> **Task requirements**
Print the listing as it stands, omitting all images.

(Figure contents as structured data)
========================================================================

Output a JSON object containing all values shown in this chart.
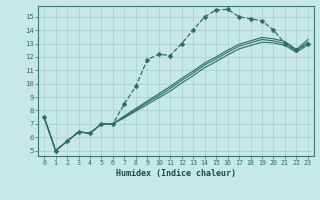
{
  "background_color": "#c8e8e8",
  "grid_color": "#a8cccc",
  "line_color": "#2a6e62",
  "xlabel": "Humidex (Indice chaleur)",
  "xlim_min": -0.5,
  "xlim_max": 23.5,
  "ylim_min": 4.6,
  "ylim_max": 15.8,
  "xticks": [
    0,
    1,
    2,
    3,
    4,
    5,
    6,
    7,
    8,
    9,
    10,
    11,
    12,
    13,
    14,
    15,
    16,
    17,
    18,
    19,
    20,
    21,
    22,
    23
  ],
  "yticks": [
    5,
    6,
    7,
    8,
    9,
    10,
    11,
    12,
    13,
    14,
    15
  ],
  "curve_main_x": [
    0,
    1,
    2,
    3,
    4,
    5,
    6,
    7,
    8,
    9,
    10,
    11,
    12,
    13,
    14,
    15,
    16,
    17,
    18,
    19,
    20,
    21,
    22,
    23
  ],
  "curve_main_y": [
    7.5,
    5.0,
    5.7,
    6.4,
    6.3,
    7.0,
    7.0,
    8.5,
    9.8,
    11.8,
    12.2,
    12.1,
    13.0,
    14.0,
    15.0,
    15.5,
    15.55,
    15.0,
    14.85,
    14.7,
    14.0,
    13.0,
    12.5,
    13.0
  ],
  "curve_top_x": [
    0,
    1,
    2,
    3,
    4,
    5,
    6,
    7,
    8,
    9,
    10,
    11,
    12,
    13,
    14,
    15,
    16,
    17,
    18,
    19,
    20,
    21,
    22,
    23
  ],
  "curve_top_y": [
    7.5,
    5.0,
    5.7,
    6.4,
    6.3,
    7.0,
    7.0,
    7.6,
    8.15,
    8.7,
    9.25,
    9.8,
    10.4,
    10.95,
    11.55,
    12.0,
    12.5,
    12.95,
    13.2,
    13.45,
    13.35,
    13.15,
    12.55,
    13.3
  ],
  "curve_mid_x": [
    0,
    1,
    2,
    3,
    4,
    5,
    6,
    7,
    8,
    9,
    10,
    11,
    12,
    13,
    14,
    15,
    16,
    17,
    18,
    19,
    20,
    21,
    22,
    23
  ],
  "curve_mid_y": [
    7.5,
    5.0,
    5.7,
    6.4,
    6.3,
    7.0,
    7.0,
    7.5,
    8.05,
    8.6,
    9.1,
    9.65,
    10.25,
    10.8,
    11.4,
    11.85,
    12.35,
    12.8,
    13.05,
    13.3,
    13.2,
    13.0,
    12.45,
    13.1
  ],
  "curve_bot_x": [
    0,
    1,
    2,
    3,
    4,
    5,
    6,
    7,
    8,
    9,
    10,
    11,
    12,
    13,
    14,
    15,
    16,
    17,
    18,
    19,
    20,
    21,
    22,
    23
  ],
  "curve_bot_y": [
    7.5,
    5.0,
    5.7,
    6.4,
    6.3,
    7.0,
    7.0,
    7.45,
    7.95,
    8.45,
    8.95,
    9.45,
    10.05,
    10.6,
    11.2,
    11.65,
    12.15,
    12.6,
    12.85,
    13.1,
    13.05,
    12.85,
    12.35,
    12.9
  ]
}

========================================================================

> **Correct result**
Output a JSON object containing all values shown in this chart.
{
  "background_color": "#c8e8e8",
  "grid_color": "#a8cccc",
  "line_color": "#2a6e62",
  "xlabel": "Humidex (Indice chaleur)",
  "xlim_min": -0.5,
  "xlim_max": 23.5,
  "ylim_min": 4.6,
  "ylim_max": 15.8,
  "xticks": [
    0,
    1,
    2,
    3,
    4,
    5,
    6,
    7,
    8,
    9,
    10,
    11,
    12,
    13,
    14,
    15,
    16,
    17,
    18,
    19,
    20,
    21,
    22,
    23
  ],
  "yticks": [
    5,
    6,
    7,
    8,
    9,
    10,
    11,
    12,
    13,
    14,
    15
  ],
  "curve_main_x": [
    0,
    1,
    2,
    3,
    4,
    5,
    6,
    7,
    8,
    9,
    10,
    11,
    12,
    13,
    14,
    15,
    16,
    17,
    18,
    19,
    20,
    21,
    22,
    23
  ],
  "curve_main_y": [
    7.5,
    5.0,
    5.7,
    6.4,
    6.3,
    7.0,
    7.0,
    8.5,
    9.8,
    11.8,
    12.2,
    12.1,
    13.0,
    14.0,
    15.0,
    15.5,
    15.55,
    15.0,
    14.85,
    14.7,
    14.0,
    13.0,
    12.5,
    13.0
  ],
  "curve_top_x": [
    0,
    1,
    2,
    3,
    4,
    5,
    6,
    7,
    8,
    9,
    10,
    11,
    12,
    13,
    14,
    15,
    16,
    17,
    18,
    19,
    20,
    21,
    22,
    23
  ],
  "curve_top_y": [
    7.5,
    5.0,
    5.7,
    6.4,
    6.3,
    7.0,
    7.0,
    7.6,
    8.15,
    8.7,
    9.25,
    9.8,
    10.4,
    10.95,
    11.55,
    12.0,
    12.5,
    12.95,
    13.2,
    13.45,
    13.35,
    13.15,
    12.55,
    13.3
  ],
  "curve_mid_x": [
    0,
    1,
    2,
    3,
    4,
    5,
    6,
    7,
    8,
    9,
    10,
    11,
    12,
    13,
    14,
    15,
    16,
    17,
    18,
    19,
    20,
    21,
    22,
    23
  ],
  "curve_mid_y": [
    7.5,
    5.0,
    5.7,
    6.4,
    6.3,
    7.0,
    7.0,
    7.5,
    8.05,
    8.6,
    9.1,
    9.65,
    10.25,
    10.8,
    11.4,
    11.85,
    12.35,
    12.8,
    13.05,
    13.3,
    13.2,
    13.0,
    12.45,
    13.1
  ],
  "curve_bot_x": [
    0,
    1,
    2,
    3,
    4,
    5,
    6,
    7,
    8,
    9,
    10,
    11,
    12,
    13,
    14,
    15,
    16,
    17,
    18,
    19,
    20,
    21,
    22,
    23
  ],
  "curve_bot_y": [
    7.5,
    5.0,
    5.7,
    6.4,
    6.3,
    7.0,
    7.0,
    7.45,
    7.95,
    8.45,
    8.95,
    9.45,
    10.05,
    10.6,
    11.2,
    11.65,
    12.15,
    12.6,
    12.85,
    13.1,
    13.05,
    12.85,
    12.35,
    12.9
  ]
}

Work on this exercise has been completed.